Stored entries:
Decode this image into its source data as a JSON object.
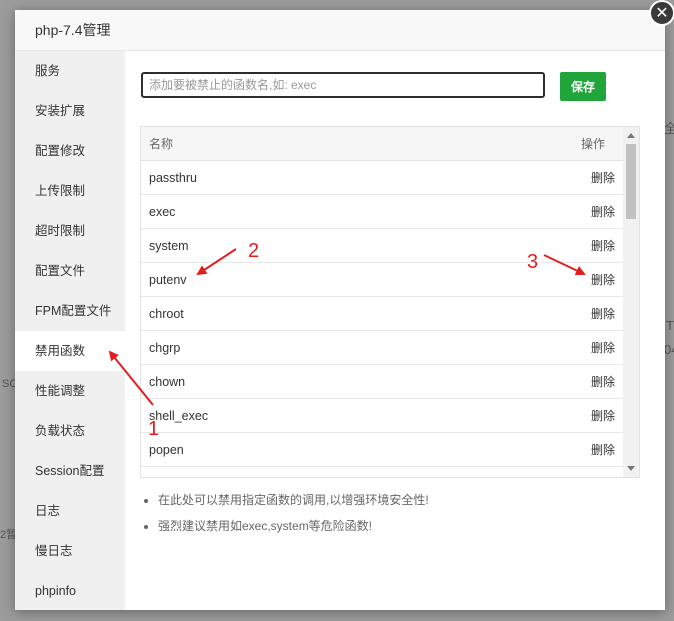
{
  "modal": {
    "title": "php-7.4管理",
    "close_glyph": "✕"
  },
  "sidebar": {
    "items": [
      {
        "label": "服务"
      },
      {
        "label": "安装扩展"
      },
      {
        "label": "配置修改"
      },
      {
        "label": "上传限制"
      },
      {
        "label": "超时限制"
      },
      {
        "label": "配置文件"
      },
      {
        "label": "FPM配置文件"
      },
      {
        "label": "禁用函数",
        "active": true
      },
      {
        "label": "性能调整"
      },
      {
        "label": "负载状态"
      },
      {
        "label": "Session配置"
      },
      {
        "label": "日志"
      },
      {
        "label": "慢日志"
      },
      {
        "label": "phpinfo"
      }
    ]
  },
  "content": {
    "input": {
      "placeholder": "添加要被禁止的函数名,如: exec",
      "value": ""
    },
    "save_label": "保存",
    "table": {
      "headers": {
        "name": "名称",
        "op": "操作"
      },
      "rows": [
        {
          "name": "passthru",
          "action": "删除"
        },
        {
          "name": "exec",
          "action": "删除"
        },
        {
          "name": "system",
          "action": "删除"
        },
        {
          "name": "putenv",
          "action": "删除"
        },
        {
          "name": "chroot",
          "action": "删除"
        },
        {
          "name": "chgrp",
          "action": "删除"
        },
        {
          "name": "chown",
          "action": "删除"
        },
        {
          "name": "shell_exec",
          "action": "删除"
        },
        {
          "name": "popen",
          "action": "删除"
        },
        {
          "name": "",
          "action": ""
        }
      ]
    },
    "tips": [
      "在此处可以禁用指定函数的调用,以增强环境安全性!",
      "强烈建议禁用如exec,system等危险函数!"
    ]
  },
  "annotations": {
    "one": "1",
    "two": "2",
    "three": "3",
    "color": "#e31e1e"
  },
  "colors": {
    "accent": "#20a53a",
    "overlay": "#9c9c9c"
  },
  "background_fragments": [
    "全",
    "T",
    "04",
    "SO",
    "2暂"
  ]
}
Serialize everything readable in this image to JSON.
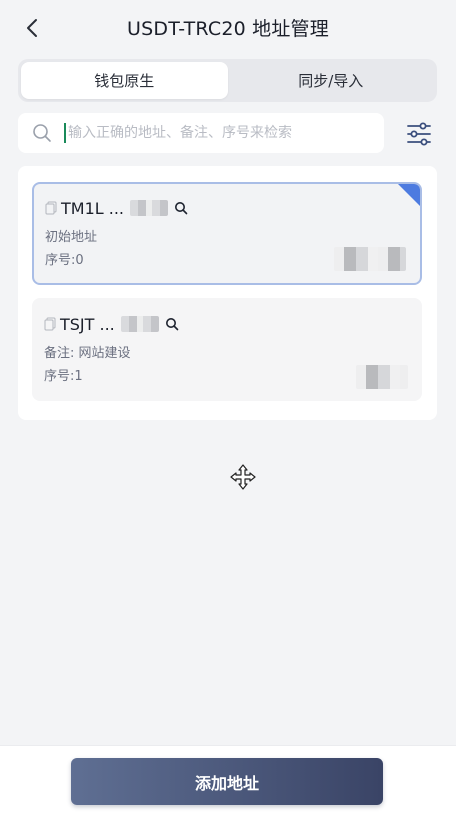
{
  "header": {
    "title": "USDT-TRC20 地址管理"
  },
  "tabs": [
    {
      "label": "钱包原生",
      "active": true
    },
    {
      "label": "同步/导入",
      "active": false
    }
  ],
  "search": {
    "placeholder": "输入正确的地址、备注、序号来检索",
    "value": ""
  },
  "addresses": [
    {
      "address": "TM1L ...",
      "label": "初始地址",
      "index": "序号:0",
      "selected": true
    },
    {
      "address": "TSJT ...",
      "label": "备注: 网站建设",
      "index": "序号:1",
      "selected": false
    }
  ],
  "bottom": {
    "add_label": "添加地址"
  },
  "colors": {
    "accent": "#4d7be0",
    "button_start": "#5f6f93",
    "button_end": "#3a4466",
    "background": "#f3f4f6"
  },
  "icons": {
    "back": "chevron-left-icon",
    "search": "search-icon",
    "filter": "sliders-icon",
    "copy": "copy-icon",
    "lookup": "magnifier-icon",
    "cursor": "move-cursor-icon"
  }
}
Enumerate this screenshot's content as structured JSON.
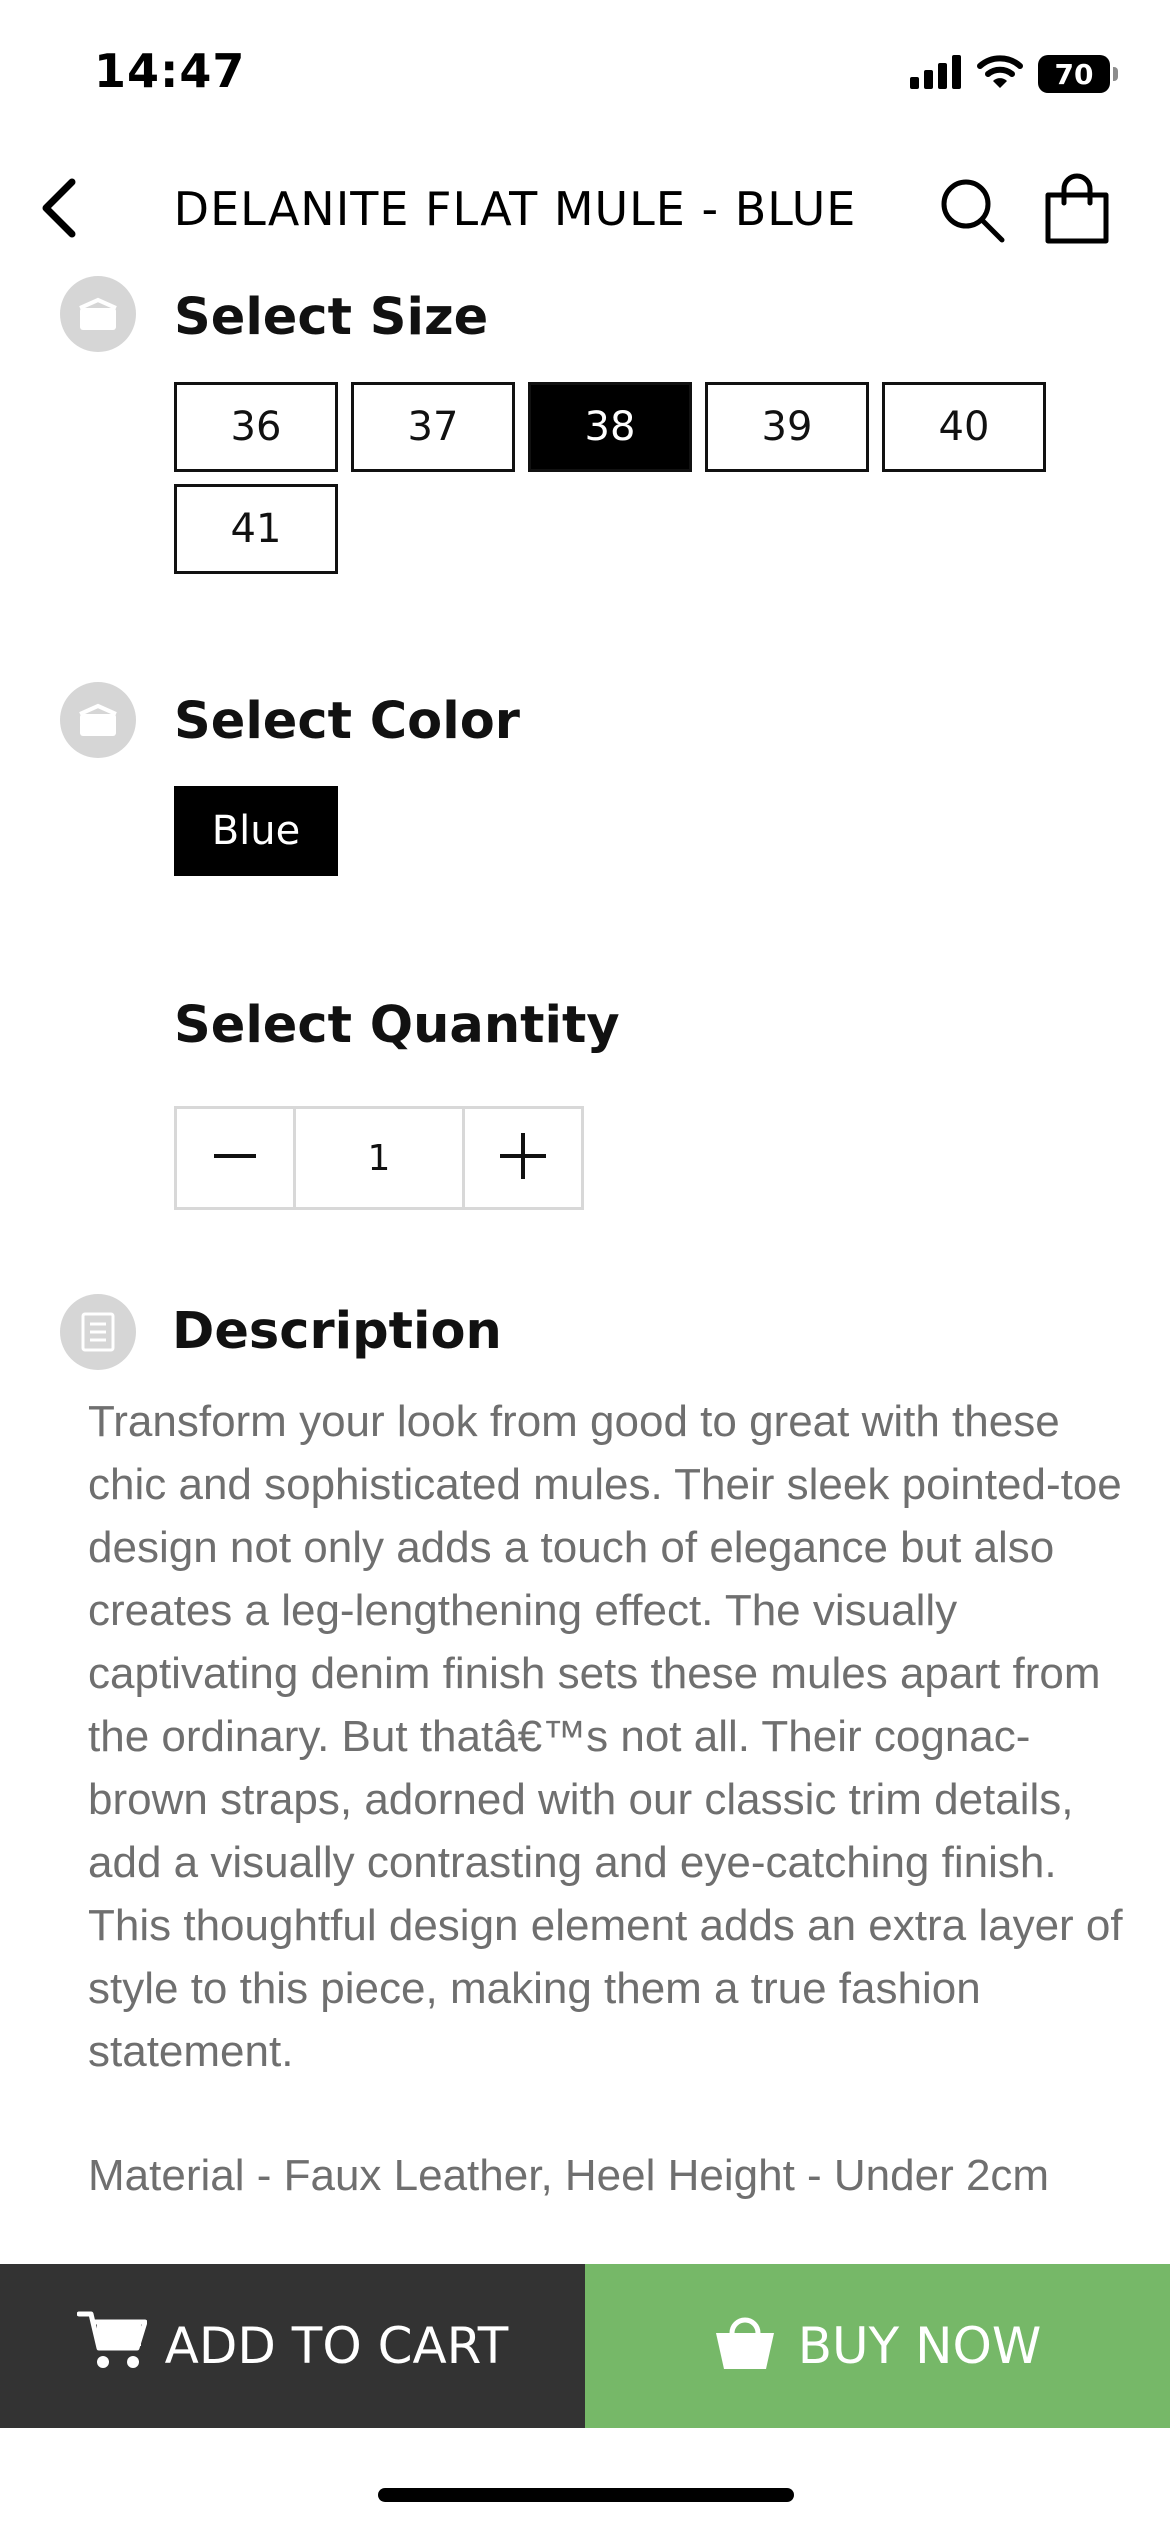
{
  "status_bar": {
    "time": "14:47",
    "battery": "70",
    "icons": [
      "signal-icon",
      "wifi-icon",
      "battery-icon"
    ]
  },
  "header": {
    "title": "DELANITE FLAT MULE - BLUE",
    "icons": [
      "back-arrow-icon",
      "search-icon",
      "shopping-bag-icon"
    ]
  },
  "size": {
    "title": "Select Size",
    "options": [
      "36",
      "37",
      "38",
      "39",
      "40",
      "41"
    ],
    "selected": "38"
  },
  "color": {
    "title": "Select Color",
    "options": [
      "Blue"
    ],
    "selected": "Blue"
  },
  "quantity": {
    "title": "Select Quantity",
    "value": "1"
  },
  "description": {
    "title": "Description",
    "body": "Transform your look from good to great with these chic and sophisticated mules. Their sleek pointed-toe design not only adds a touch of elegance but also creates a leg-lengthening effect. The visually captivating denim finish sets these mules apart from the ordinary. But thatâ€™s not all. Their cognac-brown straps, adorned with our classic trim details, add a visually contrasting and eye-catching finish. This thoughtful design element adds an extra layer of style to this piece, making them a true fashion statement.",
    "material": "Material - Faux Leather, Heel Height - Under 2cm"
  },
  "actions": {
    "add_to_cart": "ADD TO CART",
    "buy_now": "BUY NOW"
  },
  "colors": {
    "selected_bg": "#000000",
    "add_to_cart_bg": "#333333",
    "buy_now_bg": "#76b868",
    "section_icon_bg": "#d6d6d6",
    "description_text": "#6f6f6f"
  }
}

- Exercise description -
Identify and copy the lines holding the word "search".

- Written solution -
  "search": {
    "search": "search-icon",
      "search-icon",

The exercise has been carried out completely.